DATASET ENTRIES:
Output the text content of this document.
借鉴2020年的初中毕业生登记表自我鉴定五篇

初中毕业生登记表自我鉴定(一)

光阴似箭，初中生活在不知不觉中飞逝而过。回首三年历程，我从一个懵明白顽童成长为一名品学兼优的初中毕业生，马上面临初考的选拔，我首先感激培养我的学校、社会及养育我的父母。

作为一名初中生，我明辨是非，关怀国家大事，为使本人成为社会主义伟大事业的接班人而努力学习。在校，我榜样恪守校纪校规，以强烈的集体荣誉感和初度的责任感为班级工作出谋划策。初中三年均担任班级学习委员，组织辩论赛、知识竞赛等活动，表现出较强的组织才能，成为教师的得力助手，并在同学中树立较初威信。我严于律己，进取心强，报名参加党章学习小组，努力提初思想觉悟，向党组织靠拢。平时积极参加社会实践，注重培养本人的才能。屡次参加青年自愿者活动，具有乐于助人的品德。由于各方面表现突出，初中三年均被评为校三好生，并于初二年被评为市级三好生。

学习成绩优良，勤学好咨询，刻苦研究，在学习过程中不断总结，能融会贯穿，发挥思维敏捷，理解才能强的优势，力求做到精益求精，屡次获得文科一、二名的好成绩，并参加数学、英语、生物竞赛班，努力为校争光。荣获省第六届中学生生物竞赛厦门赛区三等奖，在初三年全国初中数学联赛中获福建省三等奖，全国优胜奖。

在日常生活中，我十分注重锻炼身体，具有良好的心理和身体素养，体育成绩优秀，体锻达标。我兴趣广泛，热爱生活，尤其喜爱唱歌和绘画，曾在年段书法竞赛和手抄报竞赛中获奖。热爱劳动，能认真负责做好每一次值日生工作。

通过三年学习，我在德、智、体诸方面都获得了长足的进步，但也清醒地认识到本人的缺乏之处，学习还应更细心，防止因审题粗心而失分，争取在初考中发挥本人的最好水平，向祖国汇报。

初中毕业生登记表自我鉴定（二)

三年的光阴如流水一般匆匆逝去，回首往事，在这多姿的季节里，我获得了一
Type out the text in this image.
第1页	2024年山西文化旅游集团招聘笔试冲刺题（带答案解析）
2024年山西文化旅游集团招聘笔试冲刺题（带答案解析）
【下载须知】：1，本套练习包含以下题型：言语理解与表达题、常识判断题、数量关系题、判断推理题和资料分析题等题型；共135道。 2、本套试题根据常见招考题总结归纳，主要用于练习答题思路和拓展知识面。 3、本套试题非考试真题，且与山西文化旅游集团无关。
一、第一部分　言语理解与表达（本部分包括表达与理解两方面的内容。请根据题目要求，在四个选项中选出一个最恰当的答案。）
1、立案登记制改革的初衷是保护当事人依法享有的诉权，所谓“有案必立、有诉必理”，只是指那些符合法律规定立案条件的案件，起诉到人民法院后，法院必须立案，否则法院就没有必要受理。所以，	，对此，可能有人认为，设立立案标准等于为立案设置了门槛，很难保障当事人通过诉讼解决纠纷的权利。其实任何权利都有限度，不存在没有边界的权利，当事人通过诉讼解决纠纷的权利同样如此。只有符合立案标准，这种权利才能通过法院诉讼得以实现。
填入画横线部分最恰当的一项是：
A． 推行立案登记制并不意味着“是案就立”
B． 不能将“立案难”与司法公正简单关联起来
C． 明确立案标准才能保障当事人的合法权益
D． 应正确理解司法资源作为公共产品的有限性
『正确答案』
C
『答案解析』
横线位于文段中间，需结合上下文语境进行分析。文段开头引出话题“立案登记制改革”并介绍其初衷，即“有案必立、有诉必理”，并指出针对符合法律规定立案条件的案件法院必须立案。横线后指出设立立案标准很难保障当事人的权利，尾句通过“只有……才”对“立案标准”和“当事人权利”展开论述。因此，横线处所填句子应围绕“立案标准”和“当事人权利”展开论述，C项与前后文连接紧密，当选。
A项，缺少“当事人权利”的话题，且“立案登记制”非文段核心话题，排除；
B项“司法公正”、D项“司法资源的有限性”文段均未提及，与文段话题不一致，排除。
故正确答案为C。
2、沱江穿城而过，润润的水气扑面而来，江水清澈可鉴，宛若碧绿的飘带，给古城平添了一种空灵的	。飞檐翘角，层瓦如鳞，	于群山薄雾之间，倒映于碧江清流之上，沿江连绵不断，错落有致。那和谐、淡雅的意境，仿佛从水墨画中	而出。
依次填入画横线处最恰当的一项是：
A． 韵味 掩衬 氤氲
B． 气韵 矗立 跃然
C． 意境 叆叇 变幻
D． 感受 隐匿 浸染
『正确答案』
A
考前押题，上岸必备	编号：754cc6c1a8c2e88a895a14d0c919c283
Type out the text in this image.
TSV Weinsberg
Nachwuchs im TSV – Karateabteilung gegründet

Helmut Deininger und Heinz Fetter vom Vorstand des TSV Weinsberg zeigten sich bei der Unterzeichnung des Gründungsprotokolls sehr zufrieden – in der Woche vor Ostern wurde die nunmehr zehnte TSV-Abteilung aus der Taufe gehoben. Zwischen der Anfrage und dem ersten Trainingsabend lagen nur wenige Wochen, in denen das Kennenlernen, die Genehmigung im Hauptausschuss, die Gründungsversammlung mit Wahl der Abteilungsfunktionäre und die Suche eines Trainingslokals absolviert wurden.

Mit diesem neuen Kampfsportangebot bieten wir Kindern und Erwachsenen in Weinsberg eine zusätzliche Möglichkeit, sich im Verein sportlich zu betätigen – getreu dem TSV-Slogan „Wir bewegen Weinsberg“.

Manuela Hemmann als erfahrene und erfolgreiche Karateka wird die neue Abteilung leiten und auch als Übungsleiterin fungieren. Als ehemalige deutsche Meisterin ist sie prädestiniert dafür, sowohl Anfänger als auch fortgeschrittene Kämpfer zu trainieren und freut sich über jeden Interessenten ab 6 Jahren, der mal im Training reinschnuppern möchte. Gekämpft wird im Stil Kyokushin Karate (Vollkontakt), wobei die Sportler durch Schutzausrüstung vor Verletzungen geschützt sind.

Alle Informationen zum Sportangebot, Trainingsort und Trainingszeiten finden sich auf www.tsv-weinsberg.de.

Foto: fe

EXERCISE PROMPT:
Lines containing the word "有案必立" must all be returned from the material above.

TASK RESULT:
1、立案登记制改革的初衷是保护当事人依法享有的诉权，所谓“有案必立、有诉必理”，只是指那些符合法律规定立案条件的案件，起诉到人民法院后，法院必须立案，否则法院就没有必要受理。所以，	，对此，可能有人认为，设立立案标准等于为立案设置了门槛，很难保障当事人通过诉讼解决纠纷的权利。其实任何权利都有限度，不存在没有边界的权利，当事人通过诉讼解决纠纷的权利同样如此。只有符合立案标准，这种权利才能通过法院诉讼得以实现。
横线位于文段中间，需结合上下文语境进行分析。文段开头引出话题“立案登记制改革”并介绍其初衷，即“有案必立、有诉必理”，并指出针对符合法律规定立案条件的案件法院必须立案。横线后指出设立立案标准很难保障当事人的权利，尾句通过“只有……才”对“立案标准”和“当事人权利”展开论述。因此，横线处所填句子应围绕“立案标准”和“当事人权利”展开论述，C项与前后文连接紧密，当选。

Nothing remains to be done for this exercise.